> **EXERCISE AIM**
Return a copy of each line that holds the string "does".

Items from a data source:
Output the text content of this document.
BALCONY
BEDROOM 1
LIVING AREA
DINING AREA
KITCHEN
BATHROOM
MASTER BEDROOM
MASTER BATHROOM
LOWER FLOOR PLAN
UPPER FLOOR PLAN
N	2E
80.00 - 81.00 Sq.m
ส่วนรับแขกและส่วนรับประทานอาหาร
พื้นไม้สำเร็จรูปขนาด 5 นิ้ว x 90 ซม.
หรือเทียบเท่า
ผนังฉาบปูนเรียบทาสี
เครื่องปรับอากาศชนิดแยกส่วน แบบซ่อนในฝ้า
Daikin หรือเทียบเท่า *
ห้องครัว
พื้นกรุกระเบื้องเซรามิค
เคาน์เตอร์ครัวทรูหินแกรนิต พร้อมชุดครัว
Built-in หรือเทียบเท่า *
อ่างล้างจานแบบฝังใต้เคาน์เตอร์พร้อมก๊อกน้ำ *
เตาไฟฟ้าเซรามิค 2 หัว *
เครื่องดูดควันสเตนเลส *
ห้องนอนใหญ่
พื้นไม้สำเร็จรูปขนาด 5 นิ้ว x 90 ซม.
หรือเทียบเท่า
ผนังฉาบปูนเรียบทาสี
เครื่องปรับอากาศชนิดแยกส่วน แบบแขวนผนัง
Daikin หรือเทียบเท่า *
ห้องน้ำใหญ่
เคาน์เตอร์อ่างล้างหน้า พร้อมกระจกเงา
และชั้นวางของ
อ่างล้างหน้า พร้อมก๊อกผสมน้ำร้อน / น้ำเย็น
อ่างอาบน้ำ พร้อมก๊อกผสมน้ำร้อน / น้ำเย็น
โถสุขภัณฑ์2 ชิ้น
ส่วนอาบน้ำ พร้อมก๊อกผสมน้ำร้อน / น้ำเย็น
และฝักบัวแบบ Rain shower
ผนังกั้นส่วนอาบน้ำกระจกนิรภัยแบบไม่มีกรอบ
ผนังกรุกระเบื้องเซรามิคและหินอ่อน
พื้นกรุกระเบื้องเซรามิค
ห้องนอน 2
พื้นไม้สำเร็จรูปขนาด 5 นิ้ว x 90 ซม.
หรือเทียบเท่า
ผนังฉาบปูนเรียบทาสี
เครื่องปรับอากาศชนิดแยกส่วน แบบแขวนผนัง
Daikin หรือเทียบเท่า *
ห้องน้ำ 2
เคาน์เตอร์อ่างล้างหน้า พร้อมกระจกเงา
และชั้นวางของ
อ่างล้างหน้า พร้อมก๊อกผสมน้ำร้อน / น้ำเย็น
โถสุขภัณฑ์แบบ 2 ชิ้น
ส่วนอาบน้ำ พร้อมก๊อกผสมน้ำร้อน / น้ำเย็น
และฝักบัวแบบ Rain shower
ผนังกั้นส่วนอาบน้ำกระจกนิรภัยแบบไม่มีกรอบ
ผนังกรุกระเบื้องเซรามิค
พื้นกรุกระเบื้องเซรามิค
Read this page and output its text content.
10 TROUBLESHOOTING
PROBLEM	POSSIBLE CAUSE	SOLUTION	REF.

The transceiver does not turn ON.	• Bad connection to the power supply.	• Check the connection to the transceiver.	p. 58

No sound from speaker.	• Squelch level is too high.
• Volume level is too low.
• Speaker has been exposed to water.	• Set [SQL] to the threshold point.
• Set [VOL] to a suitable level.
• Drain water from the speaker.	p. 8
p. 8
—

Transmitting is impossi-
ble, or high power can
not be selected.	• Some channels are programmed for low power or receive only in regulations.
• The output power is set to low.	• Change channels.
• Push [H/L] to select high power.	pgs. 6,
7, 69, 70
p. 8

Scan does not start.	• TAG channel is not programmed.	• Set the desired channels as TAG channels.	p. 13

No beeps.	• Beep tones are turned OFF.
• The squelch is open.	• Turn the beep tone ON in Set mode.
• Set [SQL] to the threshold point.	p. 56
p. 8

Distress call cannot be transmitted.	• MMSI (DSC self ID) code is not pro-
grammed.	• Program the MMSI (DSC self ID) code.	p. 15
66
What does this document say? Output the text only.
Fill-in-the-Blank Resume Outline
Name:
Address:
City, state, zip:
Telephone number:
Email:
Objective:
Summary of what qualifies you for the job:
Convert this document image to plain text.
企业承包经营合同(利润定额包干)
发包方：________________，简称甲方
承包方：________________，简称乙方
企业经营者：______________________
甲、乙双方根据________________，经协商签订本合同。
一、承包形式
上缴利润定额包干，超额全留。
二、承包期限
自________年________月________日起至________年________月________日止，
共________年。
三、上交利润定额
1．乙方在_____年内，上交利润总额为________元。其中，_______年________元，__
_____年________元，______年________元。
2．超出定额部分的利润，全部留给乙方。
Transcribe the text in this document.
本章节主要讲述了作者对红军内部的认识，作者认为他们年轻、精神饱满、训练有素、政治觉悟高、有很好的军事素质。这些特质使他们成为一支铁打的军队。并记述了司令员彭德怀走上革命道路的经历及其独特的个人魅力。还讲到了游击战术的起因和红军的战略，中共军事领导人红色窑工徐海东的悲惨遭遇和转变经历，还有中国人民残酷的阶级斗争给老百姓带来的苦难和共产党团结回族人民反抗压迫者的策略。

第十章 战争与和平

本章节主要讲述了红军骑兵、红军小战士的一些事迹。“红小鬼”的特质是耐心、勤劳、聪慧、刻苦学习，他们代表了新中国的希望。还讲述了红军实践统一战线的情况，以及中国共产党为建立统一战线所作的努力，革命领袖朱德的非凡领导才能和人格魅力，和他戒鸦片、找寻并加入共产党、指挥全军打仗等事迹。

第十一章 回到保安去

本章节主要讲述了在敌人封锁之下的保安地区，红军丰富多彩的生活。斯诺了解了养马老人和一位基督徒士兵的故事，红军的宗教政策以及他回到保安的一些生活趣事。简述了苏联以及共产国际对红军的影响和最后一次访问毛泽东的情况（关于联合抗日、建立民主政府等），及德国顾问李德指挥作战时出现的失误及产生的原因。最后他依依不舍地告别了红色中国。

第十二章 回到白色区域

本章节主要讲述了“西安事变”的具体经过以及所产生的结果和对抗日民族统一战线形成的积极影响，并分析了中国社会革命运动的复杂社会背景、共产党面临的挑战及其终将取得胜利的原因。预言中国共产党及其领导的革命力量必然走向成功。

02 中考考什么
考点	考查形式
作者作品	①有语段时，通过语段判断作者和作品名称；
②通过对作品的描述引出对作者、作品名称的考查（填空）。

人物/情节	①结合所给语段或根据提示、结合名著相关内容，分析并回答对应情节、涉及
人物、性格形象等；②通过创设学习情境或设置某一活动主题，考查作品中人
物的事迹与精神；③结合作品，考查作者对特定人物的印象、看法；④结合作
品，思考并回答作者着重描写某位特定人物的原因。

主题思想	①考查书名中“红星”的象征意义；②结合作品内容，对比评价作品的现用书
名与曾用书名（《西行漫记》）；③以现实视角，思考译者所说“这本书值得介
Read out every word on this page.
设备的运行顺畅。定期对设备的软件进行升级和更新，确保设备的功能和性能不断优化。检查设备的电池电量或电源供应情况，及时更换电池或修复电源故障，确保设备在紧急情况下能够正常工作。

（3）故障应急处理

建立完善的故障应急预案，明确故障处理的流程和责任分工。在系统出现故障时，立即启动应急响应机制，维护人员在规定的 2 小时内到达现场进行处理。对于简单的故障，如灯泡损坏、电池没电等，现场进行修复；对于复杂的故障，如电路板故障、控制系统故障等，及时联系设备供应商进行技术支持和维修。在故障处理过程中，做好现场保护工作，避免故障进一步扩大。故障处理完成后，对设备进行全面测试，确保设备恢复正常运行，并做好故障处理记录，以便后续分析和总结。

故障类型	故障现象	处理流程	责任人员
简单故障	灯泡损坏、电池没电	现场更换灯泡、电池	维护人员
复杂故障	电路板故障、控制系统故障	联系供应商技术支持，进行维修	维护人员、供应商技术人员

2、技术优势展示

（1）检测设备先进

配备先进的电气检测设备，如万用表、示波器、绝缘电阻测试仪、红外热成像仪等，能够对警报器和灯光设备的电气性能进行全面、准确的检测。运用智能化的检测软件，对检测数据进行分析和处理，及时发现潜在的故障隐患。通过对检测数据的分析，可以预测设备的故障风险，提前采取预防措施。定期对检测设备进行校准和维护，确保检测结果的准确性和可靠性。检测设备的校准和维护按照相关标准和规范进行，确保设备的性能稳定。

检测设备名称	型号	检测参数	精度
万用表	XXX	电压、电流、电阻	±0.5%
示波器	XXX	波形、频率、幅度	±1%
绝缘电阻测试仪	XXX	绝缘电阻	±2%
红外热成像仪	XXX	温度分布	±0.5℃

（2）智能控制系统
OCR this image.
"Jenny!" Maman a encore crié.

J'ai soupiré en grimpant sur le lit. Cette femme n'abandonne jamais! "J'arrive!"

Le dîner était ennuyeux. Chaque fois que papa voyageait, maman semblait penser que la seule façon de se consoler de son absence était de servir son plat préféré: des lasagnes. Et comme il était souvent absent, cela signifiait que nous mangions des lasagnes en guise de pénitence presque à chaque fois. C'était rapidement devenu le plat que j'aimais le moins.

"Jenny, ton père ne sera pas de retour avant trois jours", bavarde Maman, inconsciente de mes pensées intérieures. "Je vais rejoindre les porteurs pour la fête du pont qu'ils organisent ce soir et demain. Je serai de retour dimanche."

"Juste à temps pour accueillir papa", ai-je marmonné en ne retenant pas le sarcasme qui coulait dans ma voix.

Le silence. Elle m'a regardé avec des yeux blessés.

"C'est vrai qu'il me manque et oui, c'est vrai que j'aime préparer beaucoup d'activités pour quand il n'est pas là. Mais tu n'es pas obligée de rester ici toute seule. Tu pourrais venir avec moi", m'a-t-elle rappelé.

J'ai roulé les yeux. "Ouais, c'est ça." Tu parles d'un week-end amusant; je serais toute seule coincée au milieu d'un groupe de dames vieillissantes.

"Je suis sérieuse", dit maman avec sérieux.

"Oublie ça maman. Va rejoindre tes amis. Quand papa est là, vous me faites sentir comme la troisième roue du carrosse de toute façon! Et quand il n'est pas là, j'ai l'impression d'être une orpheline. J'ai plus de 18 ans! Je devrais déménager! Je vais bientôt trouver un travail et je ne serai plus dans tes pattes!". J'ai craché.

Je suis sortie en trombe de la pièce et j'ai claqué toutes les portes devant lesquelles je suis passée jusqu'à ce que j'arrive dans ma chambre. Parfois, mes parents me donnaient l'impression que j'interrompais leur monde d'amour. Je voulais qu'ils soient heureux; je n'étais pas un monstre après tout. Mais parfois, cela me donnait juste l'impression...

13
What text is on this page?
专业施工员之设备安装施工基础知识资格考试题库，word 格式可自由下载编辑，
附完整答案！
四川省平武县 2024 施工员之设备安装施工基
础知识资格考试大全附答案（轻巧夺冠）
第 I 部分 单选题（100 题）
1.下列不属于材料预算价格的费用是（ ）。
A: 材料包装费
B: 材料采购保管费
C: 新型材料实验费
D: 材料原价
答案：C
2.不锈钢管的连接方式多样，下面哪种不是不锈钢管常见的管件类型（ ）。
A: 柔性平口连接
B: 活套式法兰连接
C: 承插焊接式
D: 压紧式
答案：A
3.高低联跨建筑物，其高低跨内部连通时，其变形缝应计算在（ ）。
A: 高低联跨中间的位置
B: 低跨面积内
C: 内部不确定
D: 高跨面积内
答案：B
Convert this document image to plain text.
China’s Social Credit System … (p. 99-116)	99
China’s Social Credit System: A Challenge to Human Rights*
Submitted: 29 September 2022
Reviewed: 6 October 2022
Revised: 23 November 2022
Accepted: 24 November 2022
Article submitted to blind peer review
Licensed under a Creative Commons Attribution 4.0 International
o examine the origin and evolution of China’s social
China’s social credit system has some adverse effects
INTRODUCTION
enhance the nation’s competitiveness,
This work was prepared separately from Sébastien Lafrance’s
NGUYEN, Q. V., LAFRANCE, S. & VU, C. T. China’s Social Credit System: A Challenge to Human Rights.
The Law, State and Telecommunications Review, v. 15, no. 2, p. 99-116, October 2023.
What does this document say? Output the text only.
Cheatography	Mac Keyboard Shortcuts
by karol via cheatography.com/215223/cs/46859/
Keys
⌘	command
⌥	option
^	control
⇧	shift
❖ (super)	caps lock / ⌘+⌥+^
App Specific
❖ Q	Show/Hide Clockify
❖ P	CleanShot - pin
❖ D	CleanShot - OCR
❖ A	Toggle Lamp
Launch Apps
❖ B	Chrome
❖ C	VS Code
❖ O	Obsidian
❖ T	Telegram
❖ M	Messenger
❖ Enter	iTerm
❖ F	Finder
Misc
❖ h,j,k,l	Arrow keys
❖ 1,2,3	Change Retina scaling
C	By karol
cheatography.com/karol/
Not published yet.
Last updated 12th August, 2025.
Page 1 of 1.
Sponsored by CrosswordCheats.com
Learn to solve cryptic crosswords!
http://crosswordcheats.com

> **TASK SOLUTION**
The transceiver does not turn ON.	• Bad connection to the power supply.	• Check the connection to the transceiver.	p. 58
Scan does not start.	• TAG channel is not programmed.	• Set the desired channels as TAG channels.	p. 13
What does this document say? Output the text only.
What does this document say? Output the text only.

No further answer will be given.